▸ GOAL OF THE EXERCISE
Find the line containing "Decode this image" in the entries; transcribe it and all remaining lines through the end, exactly as they appear, but not the pictures.
──────── INFORMATION PROVIDED ────────
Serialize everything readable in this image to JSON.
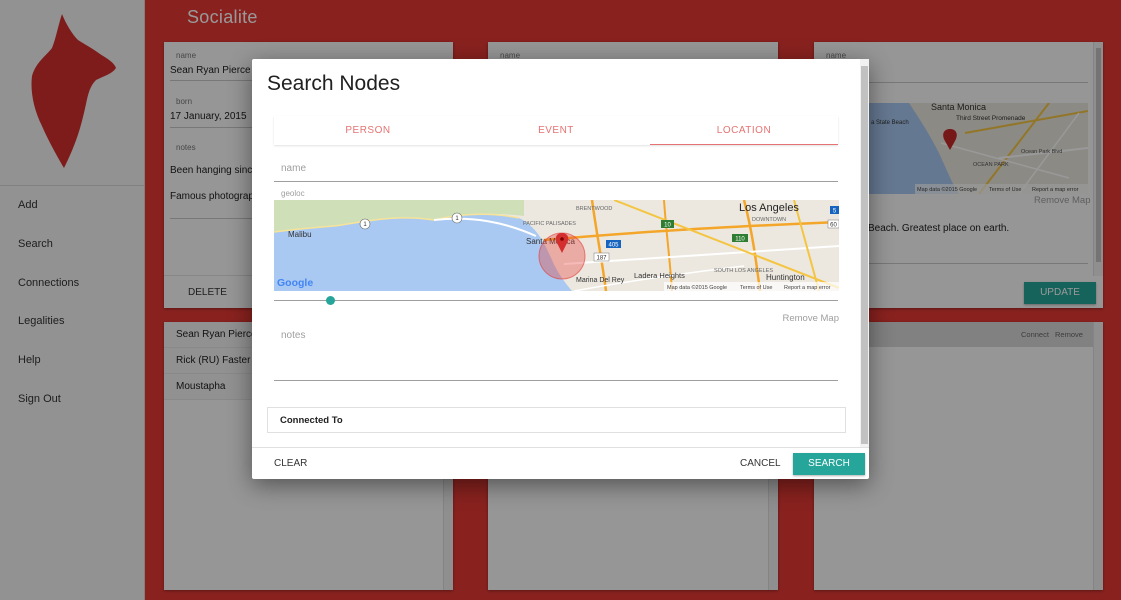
{
  "app": {
    "title": "Socialite",
    "accent": "#e53935"
  },
  "sidebar": {
    "items": [
      {
        "label": "Add"
      },
      {
        "label": "Search"
      },
      {
        "label": "Connections"
      },
      {
        "label": "Legalities"
      },
      {
        "label": "Help"
      },
      {
        "label": "Sign Out"
      }
    ]
  },
  "person_card": {
    "name_label": "name",
    "name": "Sean Ryan Pierce",
    "born_label": "born",
    "born": "17 January, 2015",
    "notes_label": "notes",
    "notes_line1": "Been hanging since C",
    "notes_line2": "Famous photograph",
    "delete_label": "DELETE"
  },
  "event_card": {
    "name_label": "name"
  },
  "location_card": {
    "name_label": "name",
    "map_text": {
      "santa_monica": "Santa Monica",
      "third_street": "Third Street Promenade",
      "state_beach": "a State Beach",
      "ocean_park": "OCEAN PARK",
      "ocean_park_blvd": "Ocean Park Blvd",
      "copyright": "Map data ©2015 Google",
      "terms": "Terms of Use",
      "report": "Report a map error"
    },
    "remove_map_label": "Remove Map",
    "notes_text": "Beach. Greatest place on earth.",
    "update_label": "UPDATE"
  },
  "people_list": {
    "items": [
      {
        "label": "Sean Ryan Pierce"
      },
      {
        "label": "Rick (RU) Faster"
      },
      {
        "label": "Moustapha"
      }
    ]
  },
  "connections_panel": {
    "connect_label": "Connect",
    "remove_label": "Remove"
  },
  "dialog": {
    "title": "Search Nodes",
    "tabs": [
      {
        "label": "PERSON"
      },
      {
        "label": "EVENT"
      },
      {
        "label": "LOCATION"
      }
    ],
    "active_tab": "LOCATION",
    "name_label": "name",
    "geoloc_label": "geoloc",
    "map_text": {
      "los_angeles": "Los Angeles",
      "santa_monica": "Santa Monica",
      "malibu": "Malibu",
      "pacific_palisades": "PACIFIC PALISADES",
      "brentwood": "BRENTWOOD",
      "downtown": "DOWNTOWN",
      "ladera_heights": "Ladera Heights",
      "south_los_angeles": "SOUTH LOS ANGELES",
      "huntington": "Huntington",
      "marina_del_rey": "Marina Del Rey",
      "google": "Google",
      "copyright": "Map data ©2015 Google",
      "terms": "Terms of Use",
      "report": "Report a map error",
      "route_1": "1",
      "route_10": "10",
      "route_110": "110",
      "route_405": "405",
      "route_187": "187",
      "route_60": "60",
      "route_5": "5"
    },
    "slider_value": 0.1,
    "remove_map_label": "Remove Map",
    "notes_label": "notes",
    "connected_to_label": "Connected To",
    "clear_label": "CLEAR",
    "cancel_label": "CANCEL",
    "search_label": "SEARCH",
    "accent": "#26a69a",
    "tab_color": "#e57373"
  }
}
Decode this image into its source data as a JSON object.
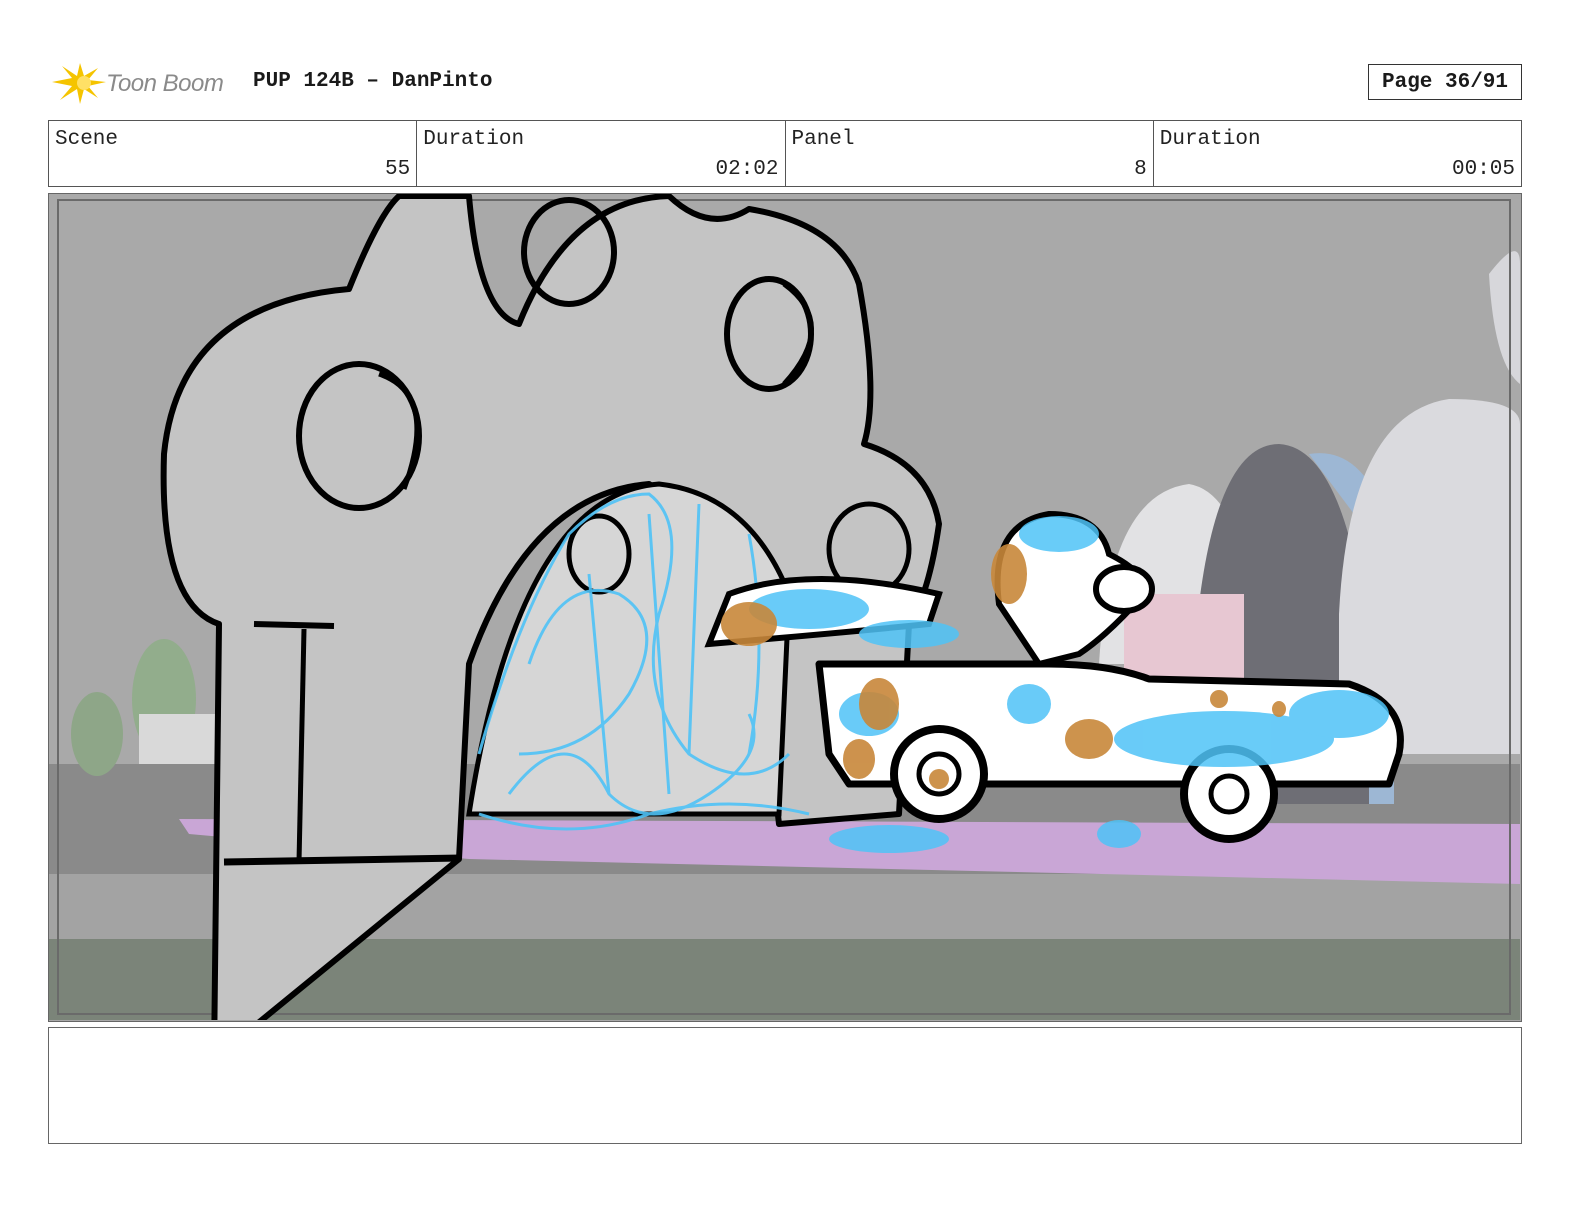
{
  "header": {
    "logo_text": "Toon Boom",
    "title": "PUP 124B – DanPinto",
    "page_label": "Page 36/91"
  },
  "info": {
    "scene_label": "Scene",
    "scene_value": "55",
    "scene_duration_label": "Duration",
    "scene_duration_value": "02:02",
    "panel_label": "Panel",
    "panel_value": "8",
    "panel_duration_label": "Duration",
    "panel_duration_value": "00:05"
  },
  "caption": {
    "text": ""
  },
  "colors": {
    "sketch_blue": "#4fc3f7",
    "sketch_orange": "#c8873a",
    "road_pink": "#c9a6d6",
    "logo_yellow": "#f5c400"
  }
}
────────
▸ FULL OUTPUT
Decode this image into its source data as a JSON object.
{
  "header": {
    "logo_text": "Toon Boom",
    "title": "PUP 124B – DanPinto",
    "page_label": "Page 36/91"
  },
  "info": {
    "scene_label": "Scene",
    "scene_value": "55",
    "scene_duration_label": "Duration",
    "scene_duration_value": "02:02",
    "panel_label": "Panel",
    "panel_value": "8",
    "panel_duration_label": "Duration",
    "panel_duration_value": "00:05"
  },
  "caption": {
    "text": ""
  },
  "colors": {
    "sketch_blue": "#4fc3f7",
    "sketch_orange": "#c8873a",
    "road_pink": "#c9a6d6",
    "logo_yellow": "#f5c400"
  }
}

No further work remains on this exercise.